- **MATERIAL FOR THIS TASK**:

** Start **

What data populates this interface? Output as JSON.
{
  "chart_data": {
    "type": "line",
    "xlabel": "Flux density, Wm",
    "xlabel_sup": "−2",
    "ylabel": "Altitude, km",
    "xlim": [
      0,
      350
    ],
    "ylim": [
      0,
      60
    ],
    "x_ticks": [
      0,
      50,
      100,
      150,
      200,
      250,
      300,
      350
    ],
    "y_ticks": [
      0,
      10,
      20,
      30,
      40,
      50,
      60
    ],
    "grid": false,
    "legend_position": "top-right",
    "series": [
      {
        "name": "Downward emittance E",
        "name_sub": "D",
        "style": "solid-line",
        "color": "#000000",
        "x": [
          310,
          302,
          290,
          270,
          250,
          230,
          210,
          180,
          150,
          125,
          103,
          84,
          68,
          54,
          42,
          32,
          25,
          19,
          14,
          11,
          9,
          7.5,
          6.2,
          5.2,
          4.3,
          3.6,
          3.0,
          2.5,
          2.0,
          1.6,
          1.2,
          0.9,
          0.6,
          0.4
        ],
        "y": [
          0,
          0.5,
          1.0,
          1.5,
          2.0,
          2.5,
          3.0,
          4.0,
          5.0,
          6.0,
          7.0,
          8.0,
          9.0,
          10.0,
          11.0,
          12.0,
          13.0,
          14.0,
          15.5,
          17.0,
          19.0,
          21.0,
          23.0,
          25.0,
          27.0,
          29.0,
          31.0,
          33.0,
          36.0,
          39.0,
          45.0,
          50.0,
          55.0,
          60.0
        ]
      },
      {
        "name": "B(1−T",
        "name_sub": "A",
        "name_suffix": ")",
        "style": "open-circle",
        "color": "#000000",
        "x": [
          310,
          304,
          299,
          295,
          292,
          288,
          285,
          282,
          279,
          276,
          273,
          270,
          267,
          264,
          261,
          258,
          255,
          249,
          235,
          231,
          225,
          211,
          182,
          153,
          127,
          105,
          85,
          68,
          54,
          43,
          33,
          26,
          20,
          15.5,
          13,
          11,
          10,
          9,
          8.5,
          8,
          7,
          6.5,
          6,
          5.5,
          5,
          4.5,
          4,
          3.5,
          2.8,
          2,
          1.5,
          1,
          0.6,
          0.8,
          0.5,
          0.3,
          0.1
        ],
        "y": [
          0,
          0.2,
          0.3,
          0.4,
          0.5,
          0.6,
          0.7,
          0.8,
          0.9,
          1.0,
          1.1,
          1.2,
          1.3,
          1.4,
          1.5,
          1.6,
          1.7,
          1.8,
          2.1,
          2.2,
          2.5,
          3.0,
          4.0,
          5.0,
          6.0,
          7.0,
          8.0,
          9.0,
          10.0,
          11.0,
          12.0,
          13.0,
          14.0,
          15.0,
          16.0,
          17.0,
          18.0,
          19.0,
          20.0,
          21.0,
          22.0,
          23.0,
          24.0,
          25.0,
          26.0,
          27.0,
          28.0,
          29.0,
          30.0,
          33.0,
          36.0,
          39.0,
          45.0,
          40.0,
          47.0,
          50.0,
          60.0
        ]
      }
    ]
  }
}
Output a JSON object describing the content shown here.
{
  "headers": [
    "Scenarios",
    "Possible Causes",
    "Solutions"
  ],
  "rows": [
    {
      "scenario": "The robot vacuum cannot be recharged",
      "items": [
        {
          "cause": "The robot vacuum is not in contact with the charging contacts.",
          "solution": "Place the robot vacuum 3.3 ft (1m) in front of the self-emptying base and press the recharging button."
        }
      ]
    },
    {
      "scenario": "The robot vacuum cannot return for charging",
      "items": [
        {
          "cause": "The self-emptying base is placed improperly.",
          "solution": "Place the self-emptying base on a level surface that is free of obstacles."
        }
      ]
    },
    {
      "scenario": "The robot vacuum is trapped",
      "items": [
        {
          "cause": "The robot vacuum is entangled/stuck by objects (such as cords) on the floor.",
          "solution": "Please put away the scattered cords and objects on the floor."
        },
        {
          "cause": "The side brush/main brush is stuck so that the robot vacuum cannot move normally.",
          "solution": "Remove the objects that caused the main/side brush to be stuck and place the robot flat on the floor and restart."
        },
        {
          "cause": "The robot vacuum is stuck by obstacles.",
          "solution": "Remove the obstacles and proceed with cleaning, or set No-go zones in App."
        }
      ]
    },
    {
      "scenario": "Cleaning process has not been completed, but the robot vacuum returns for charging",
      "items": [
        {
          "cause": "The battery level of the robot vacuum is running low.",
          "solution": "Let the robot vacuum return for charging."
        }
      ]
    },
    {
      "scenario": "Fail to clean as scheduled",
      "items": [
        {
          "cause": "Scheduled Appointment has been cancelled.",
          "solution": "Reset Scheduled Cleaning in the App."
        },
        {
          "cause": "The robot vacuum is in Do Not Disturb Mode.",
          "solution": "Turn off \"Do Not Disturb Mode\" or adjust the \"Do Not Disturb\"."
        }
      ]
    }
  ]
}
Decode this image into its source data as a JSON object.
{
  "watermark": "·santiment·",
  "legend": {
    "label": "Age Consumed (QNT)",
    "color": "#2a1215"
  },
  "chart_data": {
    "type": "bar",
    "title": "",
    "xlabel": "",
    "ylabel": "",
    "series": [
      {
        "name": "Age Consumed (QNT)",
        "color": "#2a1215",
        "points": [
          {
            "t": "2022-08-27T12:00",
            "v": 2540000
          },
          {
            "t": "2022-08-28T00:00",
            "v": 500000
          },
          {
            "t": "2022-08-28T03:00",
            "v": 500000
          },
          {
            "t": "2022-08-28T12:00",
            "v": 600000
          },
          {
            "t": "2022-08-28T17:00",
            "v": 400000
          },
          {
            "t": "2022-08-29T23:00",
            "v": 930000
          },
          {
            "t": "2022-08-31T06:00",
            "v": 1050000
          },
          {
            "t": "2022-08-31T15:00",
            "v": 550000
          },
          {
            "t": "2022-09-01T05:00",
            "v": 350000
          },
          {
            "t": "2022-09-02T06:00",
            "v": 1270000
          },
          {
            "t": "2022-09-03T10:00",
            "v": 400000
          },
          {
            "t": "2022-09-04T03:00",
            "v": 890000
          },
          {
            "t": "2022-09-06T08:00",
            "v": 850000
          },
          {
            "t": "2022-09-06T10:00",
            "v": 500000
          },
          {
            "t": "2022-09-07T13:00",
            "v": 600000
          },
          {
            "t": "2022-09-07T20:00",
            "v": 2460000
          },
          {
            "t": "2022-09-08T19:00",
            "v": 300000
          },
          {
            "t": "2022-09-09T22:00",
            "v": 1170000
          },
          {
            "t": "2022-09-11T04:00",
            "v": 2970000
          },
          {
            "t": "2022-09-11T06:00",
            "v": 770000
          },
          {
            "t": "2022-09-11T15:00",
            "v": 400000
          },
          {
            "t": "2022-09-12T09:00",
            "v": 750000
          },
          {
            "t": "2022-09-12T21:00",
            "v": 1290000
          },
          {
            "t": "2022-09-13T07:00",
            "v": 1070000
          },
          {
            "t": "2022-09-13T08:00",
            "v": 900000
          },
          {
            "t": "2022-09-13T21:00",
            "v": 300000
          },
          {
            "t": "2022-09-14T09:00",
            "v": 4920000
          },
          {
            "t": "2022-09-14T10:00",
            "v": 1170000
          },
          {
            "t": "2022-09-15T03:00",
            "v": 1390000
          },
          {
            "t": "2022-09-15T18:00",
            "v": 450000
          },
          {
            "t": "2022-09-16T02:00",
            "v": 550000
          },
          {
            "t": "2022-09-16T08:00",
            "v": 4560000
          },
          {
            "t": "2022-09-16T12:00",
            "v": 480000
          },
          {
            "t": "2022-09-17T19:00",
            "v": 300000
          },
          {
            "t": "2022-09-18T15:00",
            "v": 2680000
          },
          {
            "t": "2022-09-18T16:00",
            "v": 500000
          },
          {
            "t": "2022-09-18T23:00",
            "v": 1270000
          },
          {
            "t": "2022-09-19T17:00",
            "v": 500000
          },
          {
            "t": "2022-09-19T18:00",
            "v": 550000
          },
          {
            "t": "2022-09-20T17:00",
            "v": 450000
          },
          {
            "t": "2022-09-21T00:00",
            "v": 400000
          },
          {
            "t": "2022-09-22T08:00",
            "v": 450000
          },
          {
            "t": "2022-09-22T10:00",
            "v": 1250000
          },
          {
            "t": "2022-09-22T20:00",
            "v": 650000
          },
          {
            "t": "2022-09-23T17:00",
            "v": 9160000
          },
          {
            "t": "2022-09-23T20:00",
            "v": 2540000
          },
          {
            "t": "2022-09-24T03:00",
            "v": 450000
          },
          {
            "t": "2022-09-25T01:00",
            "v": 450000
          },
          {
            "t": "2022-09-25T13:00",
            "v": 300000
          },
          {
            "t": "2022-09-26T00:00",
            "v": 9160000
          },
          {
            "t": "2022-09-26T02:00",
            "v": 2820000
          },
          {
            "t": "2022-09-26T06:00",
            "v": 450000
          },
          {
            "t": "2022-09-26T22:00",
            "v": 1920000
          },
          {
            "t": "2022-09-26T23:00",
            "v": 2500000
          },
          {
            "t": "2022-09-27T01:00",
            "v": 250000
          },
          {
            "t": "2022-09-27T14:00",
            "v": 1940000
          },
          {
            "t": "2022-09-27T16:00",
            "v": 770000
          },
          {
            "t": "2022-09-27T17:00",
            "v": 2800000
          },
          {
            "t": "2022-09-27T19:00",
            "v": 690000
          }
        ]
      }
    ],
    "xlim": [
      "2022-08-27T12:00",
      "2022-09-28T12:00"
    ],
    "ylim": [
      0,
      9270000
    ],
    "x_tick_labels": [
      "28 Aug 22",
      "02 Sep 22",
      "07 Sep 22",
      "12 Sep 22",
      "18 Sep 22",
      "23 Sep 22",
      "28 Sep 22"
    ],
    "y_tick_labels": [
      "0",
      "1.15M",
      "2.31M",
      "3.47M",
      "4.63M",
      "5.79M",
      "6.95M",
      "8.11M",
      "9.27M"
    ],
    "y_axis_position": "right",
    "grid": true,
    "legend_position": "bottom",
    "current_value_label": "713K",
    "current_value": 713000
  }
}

** End **

- **PROMPT**: Return the lines of the records that include the string "been".

- **OUTPUT OF THE TASK**:
      "scenario": "Cleaning process has not been completed, but the robot vacuum returns for charging",
          "cause": "Scheduled Appointment has been cancelled.",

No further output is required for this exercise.